▼
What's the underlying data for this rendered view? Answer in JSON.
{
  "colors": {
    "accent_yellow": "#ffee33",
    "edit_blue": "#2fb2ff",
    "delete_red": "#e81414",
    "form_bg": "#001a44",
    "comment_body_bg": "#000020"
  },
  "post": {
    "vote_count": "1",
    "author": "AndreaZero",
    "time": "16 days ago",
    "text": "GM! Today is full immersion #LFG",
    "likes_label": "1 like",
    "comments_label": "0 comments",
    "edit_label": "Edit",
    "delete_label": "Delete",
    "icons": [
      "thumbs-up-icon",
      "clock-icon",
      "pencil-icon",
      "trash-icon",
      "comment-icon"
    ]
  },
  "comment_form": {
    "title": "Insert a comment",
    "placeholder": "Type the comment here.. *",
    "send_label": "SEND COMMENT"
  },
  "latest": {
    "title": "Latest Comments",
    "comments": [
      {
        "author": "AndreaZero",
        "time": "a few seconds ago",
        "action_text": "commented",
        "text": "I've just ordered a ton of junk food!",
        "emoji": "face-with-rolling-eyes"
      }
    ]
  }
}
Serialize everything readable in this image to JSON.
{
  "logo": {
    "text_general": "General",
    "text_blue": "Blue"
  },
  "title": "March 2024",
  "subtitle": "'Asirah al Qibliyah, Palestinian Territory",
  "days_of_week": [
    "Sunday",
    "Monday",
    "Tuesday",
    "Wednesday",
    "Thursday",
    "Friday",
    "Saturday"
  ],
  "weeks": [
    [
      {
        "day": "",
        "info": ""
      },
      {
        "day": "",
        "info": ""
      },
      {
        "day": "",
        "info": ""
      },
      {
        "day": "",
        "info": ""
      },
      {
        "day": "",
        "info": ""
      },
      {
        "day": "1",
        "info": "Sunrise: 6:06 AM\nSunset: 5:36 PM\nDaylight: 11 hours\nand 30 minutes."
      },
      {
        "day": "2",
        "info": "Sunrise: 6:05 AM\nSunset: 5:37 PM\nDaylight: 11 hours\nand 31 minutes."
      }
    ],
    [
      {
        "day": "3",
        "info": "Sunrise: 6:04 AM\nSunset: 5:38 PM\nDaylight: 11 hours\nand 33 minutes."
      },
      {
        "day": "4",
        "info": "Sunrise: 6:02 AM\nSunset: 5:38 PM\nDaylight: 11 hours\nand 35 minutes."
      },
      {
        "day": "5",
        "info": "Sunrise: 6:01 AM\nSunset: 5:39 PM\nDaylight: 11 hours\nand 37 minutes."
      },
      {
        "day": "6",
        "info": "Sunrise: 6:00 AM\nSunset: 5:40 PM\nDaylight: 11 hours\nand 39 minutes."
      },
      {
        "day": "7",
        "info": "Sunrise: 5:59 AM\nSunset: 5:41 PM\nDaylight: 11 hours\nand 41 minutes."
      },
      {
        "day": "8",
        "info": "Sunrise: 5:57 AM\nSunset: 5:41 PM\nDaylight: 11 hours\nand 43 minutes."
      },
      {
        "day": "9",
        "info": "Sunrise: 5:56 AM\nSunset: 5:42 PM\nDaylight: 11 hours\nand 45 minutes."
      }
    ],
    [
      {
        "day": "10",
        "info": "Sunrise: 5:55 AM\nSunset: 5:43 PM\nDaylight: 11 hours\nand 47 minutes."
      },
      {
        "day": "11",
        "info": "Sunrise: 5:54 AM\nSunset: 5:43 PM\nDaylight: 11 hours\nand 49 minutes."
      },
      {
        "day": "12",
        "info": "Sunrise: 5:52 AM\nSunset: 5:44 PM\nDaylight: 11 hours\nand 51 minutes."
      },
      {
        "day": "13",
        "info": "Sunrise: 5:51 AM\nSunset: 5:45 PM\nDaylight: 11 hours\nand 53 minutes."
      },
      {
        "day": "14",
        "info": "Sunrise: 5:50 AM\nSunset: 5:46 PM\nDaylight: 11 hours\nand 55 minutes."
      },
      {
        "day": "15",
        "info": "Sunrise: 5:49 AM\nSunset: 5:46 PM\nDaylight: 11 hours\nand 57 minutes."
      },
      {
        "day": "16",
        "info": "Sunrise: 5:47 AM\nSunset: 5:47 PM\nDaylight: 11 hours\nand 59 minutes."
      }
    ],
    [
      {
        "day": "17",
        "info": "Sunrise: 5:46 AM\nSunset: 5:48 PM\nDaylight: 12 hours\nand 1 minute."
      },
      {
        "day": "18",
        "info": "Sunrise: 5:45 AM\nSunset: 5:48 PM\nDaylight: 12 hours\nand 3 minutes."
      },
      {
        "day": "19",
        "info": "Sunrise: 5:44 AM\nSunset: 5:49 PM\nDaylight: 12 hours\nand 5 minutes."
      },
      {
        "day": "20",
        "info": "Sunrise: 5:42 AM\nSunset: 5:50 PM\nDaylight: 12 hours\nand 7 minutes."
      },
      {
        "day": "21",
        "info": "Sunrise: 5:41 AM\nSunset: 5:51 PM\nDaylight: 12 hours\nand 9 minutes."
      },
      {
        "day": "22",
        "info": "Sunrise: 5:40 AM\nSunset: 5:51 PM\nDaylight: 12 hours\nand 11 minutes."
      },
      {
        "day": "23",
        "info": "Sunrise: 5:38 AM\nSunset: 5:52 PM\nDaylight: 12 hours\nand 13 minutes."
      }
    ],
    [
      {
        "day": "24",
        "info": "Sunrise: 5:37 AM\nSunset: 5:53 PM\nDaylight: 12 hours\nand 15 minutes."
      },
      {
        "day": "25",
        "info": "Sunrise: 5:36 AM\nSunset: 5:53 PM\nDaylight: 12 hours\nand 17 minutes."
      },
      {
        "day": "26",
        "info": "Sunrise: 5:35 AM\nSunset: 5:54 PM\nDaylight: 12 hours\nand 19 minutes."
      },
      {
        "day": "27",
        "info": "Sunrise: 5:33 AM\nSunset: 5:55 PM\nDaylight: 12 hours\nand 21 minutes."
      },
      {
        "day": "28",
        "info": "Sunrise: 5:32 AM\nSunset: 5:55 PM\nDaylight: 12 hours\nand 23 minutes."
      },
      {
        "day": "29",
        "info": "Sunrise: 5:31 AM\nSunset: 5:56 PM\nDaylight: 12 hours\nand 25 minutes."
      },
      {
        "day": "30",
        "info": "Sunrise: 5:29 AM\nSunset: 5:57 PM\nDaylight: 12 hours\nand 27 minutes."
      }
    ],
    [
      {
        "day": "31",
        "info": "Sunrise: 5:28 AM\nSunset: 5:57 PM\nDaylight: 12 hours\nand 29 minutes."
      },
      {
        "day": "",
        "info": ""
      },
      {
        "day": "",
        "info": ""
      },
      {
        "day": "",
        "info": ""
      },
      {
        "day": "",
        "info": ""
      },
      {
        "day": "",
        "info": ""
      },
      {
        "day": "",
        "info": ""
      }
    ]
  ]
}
▲
### [Objective]
Reproduce every entry shown above, precisely as it stands.

### [Solved exercise]
What's the underlying data for this rendered view? Answer in JSON.
{
  "colors": {
    "accent_yellow": "#ffee33",
    "edit_blue": "#2fb2ff",
    "delete_red": "#e81414",
    "form_bg": "#001a44",
    "comment_body_bg": "#000020"
  },
  "post": {
    "vote_count": "1",
    "author": "AndreaZero",
    "time": "16 days ago",
    "text": "GM! Today is full immersion #LFG",
    "likes_label": "1 like",
    "comments_label": "0 comments",
    "edit_label": "Edit",
    "delete_label": "Delete",
    "icons": [
      "thumbs-up-icon",
      "clock-icon",
      "pencil-icon",
      "trash-icon",
      "comment-icon"
    ]
  },
  "comment_form": {
    "title": "Insert a comment",
    "placeholder": "Type the comment here.. *",
    "send_label": "SEND COMMENT"
  },
  "latest": {
    "title": "Latest Comments",
    "comments": [
      {
        "author": "AndreaZero",
        "time": "a few seconds ago",
        "action_text": "commented",
        "text": "I've just ordered a ton of junk food!",
        "emoji": "face-with-rolling-eyes"
      }
    ]
  }
}
Serialize everything readable in this image to JSON.
{
  "logo": {
    "text_general": "General",
    "text_blue": "Blue"
  },
  "title": "March 2024",
  "subtitle": "'Asirah al Qibliyah, Palestinian Territory",
  "days_of_week": [
    "Sunday",
    "Monday",
    "Tuesday",
    "Wednesday",
    "Thursday",
    "Friday",
    "Saturday"
  ],
  "weeks": [
    [
      {
        "day": "",
        "info": ""
      },
      {
        "day": "",
        "info": ""
      },
      {
        "day": "",
        "info": ""
      },
      {
        "day": "",
        "info": ""
      },
      {
        "day": "",
        "info": ""
      },
      {
        "day": "1",
        "info": "Sunrise: 6:06 AM\nSunset: 5:36 PM\nDaylight: 11 hours\nand 30 minutes."
      },
      {
        "day": "2",
        "info": "Sunrise: 6:05 AM\nSunset: 5:37 PM\nDaylight: 11 hours\nand 31 minutes."
      }
    ],
    [
      {
        "day": "3",
        "info": "Sunrise: 6:04 AM\nSunset: 5:38 PM\nDaylight: 11 hours\nand 33 minutes."
      },
      {
        "day": "4",
        "info": "Sunrise: 6:02 AM\nSunset: 5:38 PM\nDaylight: 11 hours\nand 35 minutes."
      },
      {
        "day": "5",
        "info": "Sunrise: 6:01 AM\nSunset: 5:39 PM\nDaylight: 11 hours\nand 37 minutes."
      },
      {
        "day": "6",
        "info": "Sunrise: 6:00 AM\nSunset: 5:40 PM\nDaylight: 11 hours\nand 39 minutes."
      },
      {
        "day": "7",
        "info": "Sunrise: 5:59 AM\nSunset: 5:41 PM\nDaylight: 11 hours\nand 41 minutes."
      },
      {
        "day": "8",
        "info": "Sunrise: 5:57 AM\nSunset: 5:41 PM\nDaylight: 11 hours\nand 43 minutes."
      },
      {
        "day": "9",
        "info": "Sunrise: 5:56 AM\nSunset: 5:42 PM\nDaylight: 11 hours\nand 45 minutes."
      }
    ],
    [
      {
        "day": "10",
        "info": "Sunrise: 5:55 AM\nSunset: 5:43 PM\nDaylight: 11 hours\nand 47 minutes."
      },
      {
        "day": "11",
        "info": "Sunrise: 5:54 AM\nSunset: 5:43 PM\nDaylight: 11 hours\nand 49 minutes."
      },
      {
        "day": "12",
        "info": "Sunrise: 5:52 AM\nSunset: 5:44 PM\nDaylight: 11 hours\nand 51 minutes."
      },
      {
        "day": "13",
        "info": "Sunrise: 5:51 AM\nSunset: 5:45 PM\nDaylight: 11 hours\nand 53 minutes."
      },
      {
        "day": "14",
        "info": "Sunrise: 5:50 AM\nSunset: 5:46 PM\nDaylight: 11 hours\nand 55 minutes."
      },
      {
        "day": "15",
        "info": "Sunrise: 5:49 AM\nSunset: 5:46 PM\nDaylight: 11 hours\nand 57 minutes."
      },
      {
        "day": "16",
        "info": "Sunrise: 5:47 AM\nSunset: 5:47 PM\nDaylight: 11 hours\nand 59 minutes."
      }
    ],
    [
      {
        "day": "17",
        "info": "Sunrise: 5:46 AM\nSunset: 5:48 PM\nDaylight: 12 hours\nand 1 minute."
      },
      {
        "day": "18",
        "info": "Sunrise: 5:45 AM\nSunset: 5:48 PM\nDaylight: 12 hours\nand 3 minutes."
      },
      {
        "day": "19",
        "info": "Sunrise: 5:44 AM\nSunset: 5:49 PM\nDaylight: 12 hours\nand 5 minutes."
      },
      {
        "day": "20",
        "info": "Sunrise: 5:42 AM\nSunset: 5:50 PM\nDaylight: 12 hours\nand 7 minutes."
      },
      {
        "day": "21",
        "info": "Sunrise: 5:41 AM\nSunset: 5:51 PM\nDaylight: 12 hours\nand 9 minutes."
      },
      {
        "day": "22",
        "info": "Sunrise: 5:40 AM\nSunset: 5:51 PM\nDaylight: 12 hours\nand 11 minutes."
      },
      {
        "day": "23",
        "info": "Sunrise: 5:38 AM\nSunset: 5:52 PM\nDaylight: 12 hours\nand 13 minutes."
      }
    ],
    [
      {
        "day": "24",
        "info": "Sunrise: 5:37 AM\nSunset: 5:53 PM\nDaylight: 12 hours\nand 15 minutes."
      },
      {
        "day": "25",
        "info": "Sunrise: 5:36 AM\nSunset: 5:53 PM\nDaylight: 12 hours\nand 17 minutes."
      },
      {
        "day": "26",
        "info": "Sunrise: 5:35 AM\nSunset: 5:54 PM\nDaylight: 12 hours\nand 19 minutes."
      },
      {
        "day": "27",
        "info": "Sunrise: 5:33 AM\nSunset: 5:55 PM\nDaylight: 12 hours\nand 21 minutes."
      },
      {
        "day": "28",
        "info": "Sunrise: 5:32 AM\nSunset: 5:55 PM\nDaylight: 12 hours\nand 23 minutes."
      },
      {
        "day": "29",
        "info": "Sunrise: 5:31 AM\nSunset: 5:56 PM\nDaylight: 12 hours\nand 25 minutes."
      },
      {
        "day": "30",
        "info": "Sunrise: 5:29 AM\nSunset: 5:57 PM\nDaylight: 12 hours\nand 27 minutes."
      }
    ],
    [
      {
        "day": "31",
        "info": "Sunrise: 5:28 AM\nSunset: 5:57 PM\nDaylight: 12 hours\nand 29 minutes."
      },
      {
        "day": "",
        "info": ""
      },
      {
        "day": "",
        "info": ""
      },
      {
        "day": "",
        "info": ""
      },
      {
        "day": "",
        "info": ""
      },
      {
        "day": "",
        "info": ""
      },
      {
        "day": "",
        "info": ""
      }
    ]
  ]
}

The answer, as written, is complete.